* WRITTEN REQUEST
Repeat all of the material below exactly as written, images excluded.

* INPUT ROWS
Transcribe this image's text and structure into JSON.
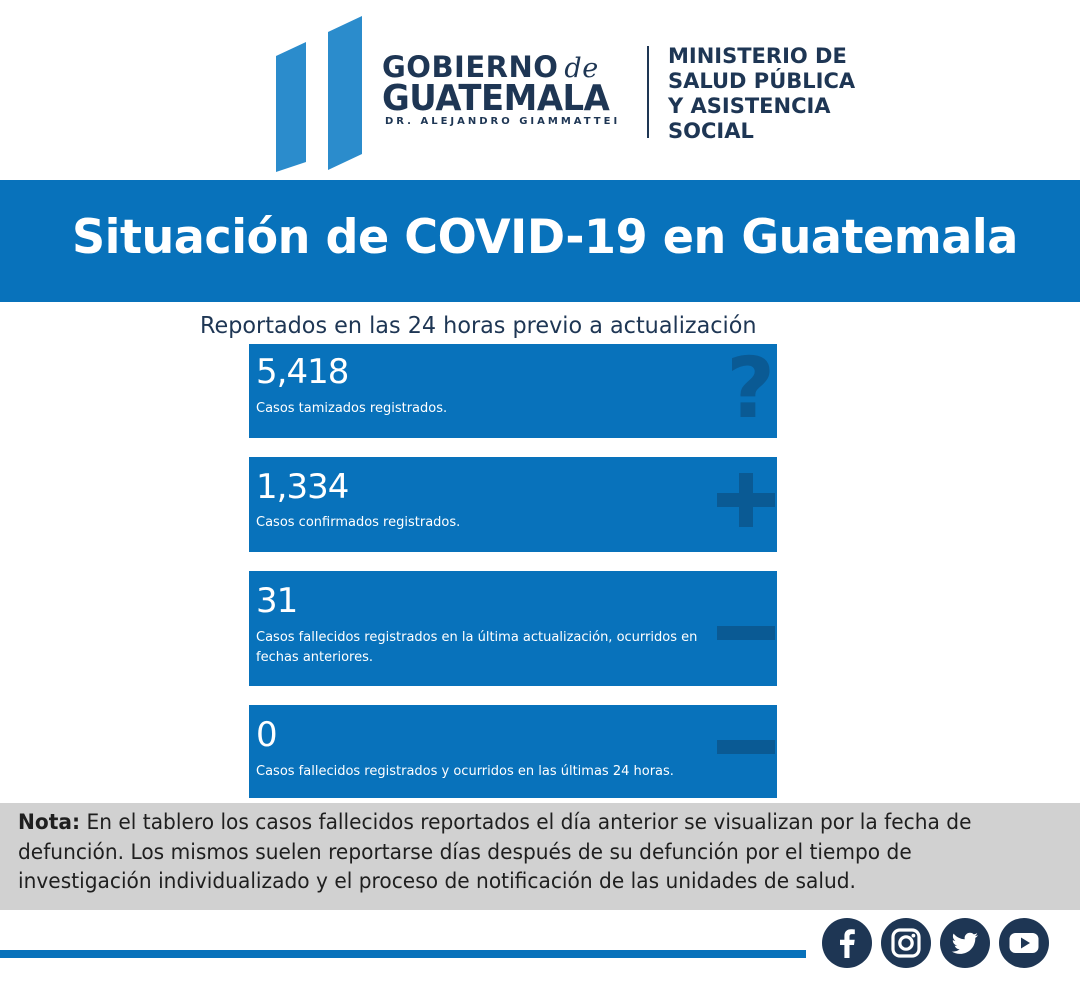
{
  "header": {
    "gobierno": "GOBIERNO",
    "de": "de",
    "guatemala": "GUATEMALA",
    "presidente": "DR. ALEJANDRO GIAMMATTEI",
    "ministerio_lines": [
      "MINISTERIO DE",
      "SALUD PÚBLICA",
      "Y ASISTENCIA",
      "SOCIAL"
    ]
  },
  "banner": {
    "title": "Situación de COVID-19 en Guatemala"
  },
  "subtitle": "Reportados en las 24 horas previo a actualización",
  "cards": [
    {
      "value": "5,418",
      "label": "Casos tamizados registrados.",
      "icon": "question-icon"
    },
    {
      "value": "1,334",
      "label": "Casos confirmados registrados.",
      "icon": "plus-icon"
    },
    {
      "value": "31",
      "label": "Casos fallecidos registrados en la última actualización, ocurridos en fechas anteriores.",
      "icon": "minus-icon"
    },
    {
      "value": "0",
      "label": "Casos fallecidos registrados y ocurridos en las últimas 24 horas.",
      "icon": "minus-icon"
    }
  ],
  "note": {
    "label": "Nota:",
    "text": "En el tablero los casos fallecidos reportados el día anterior se visualizan por la fecha de defunción. Los mismos suelen reportarse días después de su defunción por el tiempo de investigación individualizado y el proceso de notificación de las unidades de salud."
  },
  "social": [
    "facebook-icon",
    "instagram-icon",
    "twitter-icon",
    "youtube-icon"
  ],
  "colors": {
    "brand_blue": "#0872bb",
    "navy": "#1e3654",
    "icon_dark": "#0a5a94",
    "note_bg": "#d1d1d1"
  }
}
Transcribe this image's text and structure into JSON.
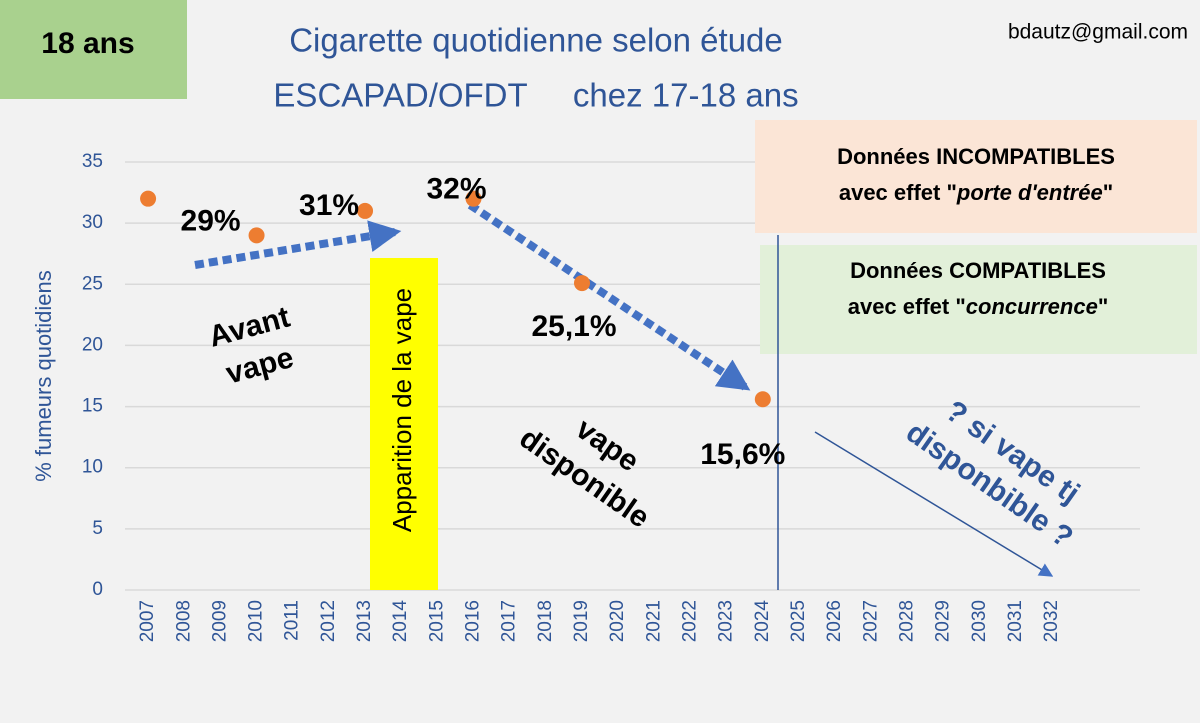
{
  "chart_data": {
    "type": "scatter",
    "title": "Cigarette quotidienne selon étude",
    "subtitle": "ESCAPAD/OFDT     chez 17-18 ans",
    "y_label": "% fumeurs quotidiens",
    "categories": [
      "2007",
      "2008",
      "2009",
      "2010",
      "2011",
      "2012",
      "2013",
      "2014",
      "2015",
      "2016",
      "2017",
      "2018",
      "2019",
      "2020",
      "2021",
      "2022",
      "2023",
      "2024",
      "2025",
      "2026",
      "2027",
      "2028",
      "2029",
      "2030",
      "2031",
      "2032"
    ],
    "values": [
      32,
      null,
      null,
      29,
      null,
      null,
      31,
      null,
      null,
      32,
      null,
      null,
      25.1,
      null,
      null,
      null,
      null,
      15.6,
      null,
      null,
      null,
      null,
      null,
      null,
      null,
      null
    ],
    "value_labels": [
      null,
      null,
      null,
      "29%",
      null,
      null,
      "31%",
      null,
      null,
      "32%",
      null,
      null,
      "25,1%",
      null,
      null,
      null,
      null,
      "15,6%",
      null,
      null,
      null,
      null,
      null,
      null,
      null,
      null
    ],
    "color": "#ed7d31",
    "ylim": [
      0,
      35
    ],
    "yticks": [
      0,
      5,
      10,
      15,
      20,
      25,
      30,
      35
    ],
    "grid": true,
    "annotations": {
      "badge": "18 ans",
      "credit": "bdautz@gmail.com",
      "before": [
        "Avant",
        "vape"
      ],
      "event": "Apparition de la vape",
      "after": [
        "vape",
        "disponible"
      ],
      "question": [
        "? si vape tj",
        "disponbible ?"
      ],
      "incompatible_box": [
        [
          "Données INCOMPATIBLES"
        ],
        [
          "avec effet \"",
          "porte d'entrée",
          "\""
        ]
      ],
      "compatible_box": [
        [
          "Données COMPATIBLES"
        ],
        [
          "avec effet \"",
          "concurrence",
          "\""
        ]
      ]
    }
  }
}
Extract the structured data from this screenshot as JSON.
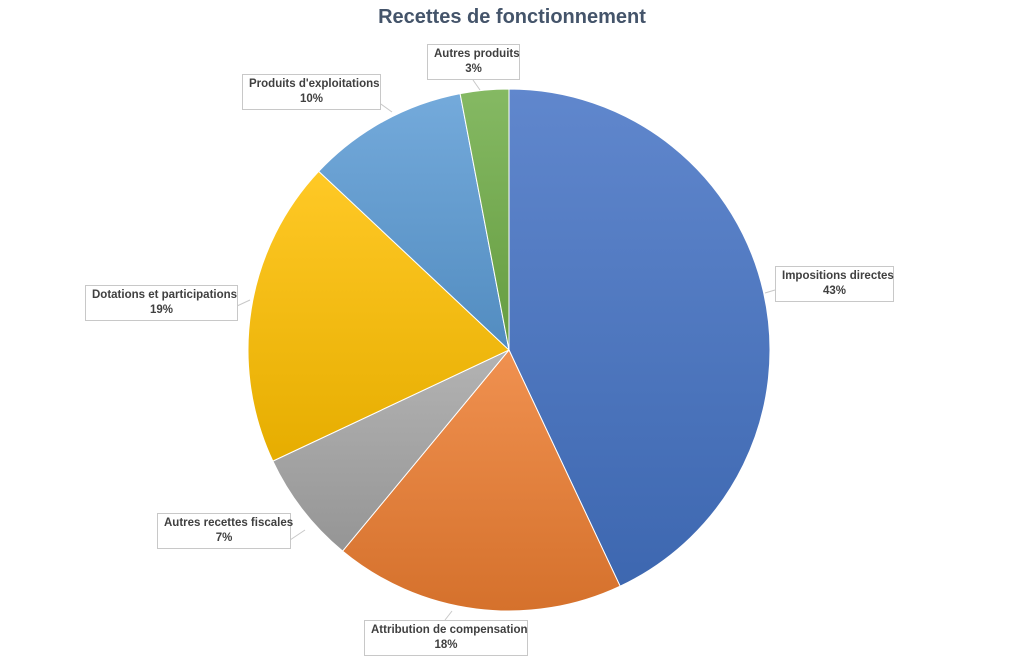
{
  "chart_data": {
    "type": "pie",
    "title": "Recettes de fonctionnement",
    "start": "top",
    "direction": "clockwise",
    "slices": [
      {
        "label": "Impositions directes",
        "value": 43,
        "display": "43%",
        "color": "#4472C4"
      },
      {
        "label": "Attribution de compensation",
        "value": 18,
        "display": "18%",
        "color": "#ED7D31"
      },
      {
        "label": "Autres recettes fiscales",
        "value": 7,
        "display": "7%",
        "color": "#A5A5A5"
      },
      {
        "label": "Dotations et participations",
        "value": 19,
        "display": "19%",
        "color": "#FFC000"
      },
      {
        "label": "Produits d'exploitations",
        "value": 10,
        "display": "10%",
        "color": "#5B9BD5"
      },
      {
        "label": "Autres produits",
        "value": 3,
        "display": "3%",
        "color": "#70AD47"
      }
    ]
  }
}
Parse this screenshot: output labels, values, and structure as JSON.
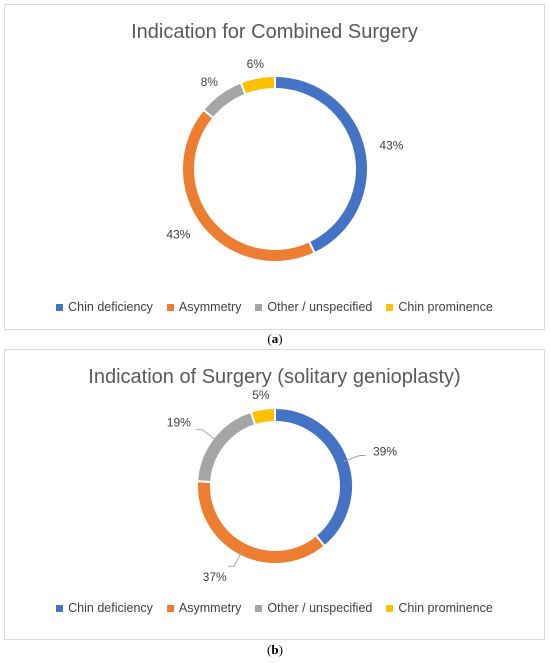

* REPLY TO THE TASK
Transcribe this image's text and structure into JSON.
{
  "header": {
    "gobierno": "GOBIERNO",
    "de": "de",
    "guatemala": "GUATEMALA",
    "presidente": "DR. ALEJANDRO GIAMMATTEI",
    "ministerio_lines": [
      "MINISTERIO DE",
      "SALUD PÚBLICA",
      "Y ASISTENCIA",
      "SOCIAL"
    ]
  },
  "banner": {
    "title": "Situación de COVID-19 en Guatemala"
  },
  "subtitle": "Reportados en las 24 horas previo a actualización",
  "cards": [
    {
      "value": "5,418",
      "label": "Casos tamizados registrados.",
      "icon": "question-icon"
    },
    {
      "value": "1,334",
      "label": "Casos confirmados registrados.",
      "icon": "plus-icon"
    },
    {
      "value": "31",
      "label": "Casos fallecidos registrados en la última actualización, ocurridos en fechas anteriores.",
      "icon": "minus-icon"
    },
    {
      "value": "0",
      "label": "Casos fallecidos registrados y ocurridos en las últimas 24 horas.",
      "icon": "minus-icon"
    }
  ],
  "note": {
    "label": "Nota:",
    "text": "En el tablero los casos fallecidos reportados el día anterior se visualizan por la fecha de defunción. Los mismos suelen reportarse días después de su defunción por el tiempo de investigación individualizado y el proceso de notificación de las unidades de salud."
  },
  "social": [
    "facebook-icon",
    "instagram-icon",
    "twitter-icon",
    "youtube-icon"
  ],
  "colors": {
    "brand_blue": "#0872bb",
    "navy": "#1e3654",
    "icon_dark": "#0a5a94",
    "note_bg": "#d1d1d1"
  }
}
Transcribe this image's text and structure into JSON.
{
  "chart_data": {
    "type": "scatter",
    "title": "Cigarette quotidienne selon étude",
    "subtitle": "ESCAPAD/OFDT     chez 17-18 ans",
    "y_label": "% fumeurs quotidiens",
    "categories": [
      "2007",
      "2008",
      "2009",
      "2010",
      "2011",
      "2012",
      "2013",
      "2014",
      "2015",
      "2016",
      "2017",
      "2018",
      "2019",
      "2020",
      "2021",
      "2022",
      "2023",
      "2024",
      "2025",
      "2026",
      "2027",
      "2028",
      "2029",
      "2030",
      "2031",
      "2032"
    ],
    "values": [
      32,
      null,
      null,
      29,
      null,
      null,
      31,
      null,
      null,
      32,
      null,
      null,
      25.1,
      null,
      null,
      null,
      null,
      15.6,
      null,
      null,
      null,
      null,
      null,
      null,
      null,
      null
    ],
    "value_labels": [
      null,
      null,
      null,
      "29%",
      null,
      null,
      "31%",
      null,
      null,
      "32%",
      null,
      null,
      "25,1%",
      null,
      null,
      null,
      null,
      "15,6%",
      null,
      null,
      null,
      null,
      null,
      null,
      null,
      null
    ],
    "color": "#ed7d31",
    "ylim": [
      0,
      35
    ],
    "yticks": [
      0,
      5,
      10,
      15,
      20,
      25,
      30,
      35
    ],
    "grid": true,
    "annotations": {
      "badge": "18 ans",
      "credit": "bdautz@gmail.com",
      "before": [
        "Avant",
        "vape"
      ],
      "event": "Apparition de la vape",
      "after": [
        "vape",
        "disponible"
      ],
      "question": [
        "? si vape tj",
        "disponbible ?"
      ],
      "incompatible_box": [
        [
          "Données INCOMPATIBLES"
        ],
        [
          "avec effet \"",
          "porte d'entrée",
          "\""
        ]
      ],
      "compatible_box": [
        [
          "Données COMPATIBLES"
        ],
        [
          "avec effet \"",
          "concurrence",
          "\""
        ]
      ]
    }
  }
}
Extract the structured data from this screenshot as JSON.
{
  "chart_data": {
    "type": "pie",
    "title": "Recettes de fonctionnement",
    "start": "top",
    "direction": "clockwise",
    "slices": [
      {
        "label": "Impositions directes",
        "value": 43,
        "display": "43%",
        "color": "#4472C4"
      },
      {
        "label": "Attribution de compensation",
        "value": 18,
        "display": "18%",
        "color": "#ED7D31"
      },
      {
        "label": "Autres recettes fiscales",
        "value": 7,
        "display": "7%",
        "color": "#A5A5A5"
      },
      {
        "label": "Dotations et participations",
        "value": 19,
        "display": "19%",
        "color": "#FFC000"
      },
      {
        "label": "Produits d'exploitations",
        "value": 10,
        "display": "10%",
        "color": "#5B9BD5"
      },
      {
        "label": "Autres produits",
        "value": 3,
        "display": "3%",
        "color": "#70AD47"
      }
    ]
  }
}
Parse this screenshot: output labels, values, and structure as JSON.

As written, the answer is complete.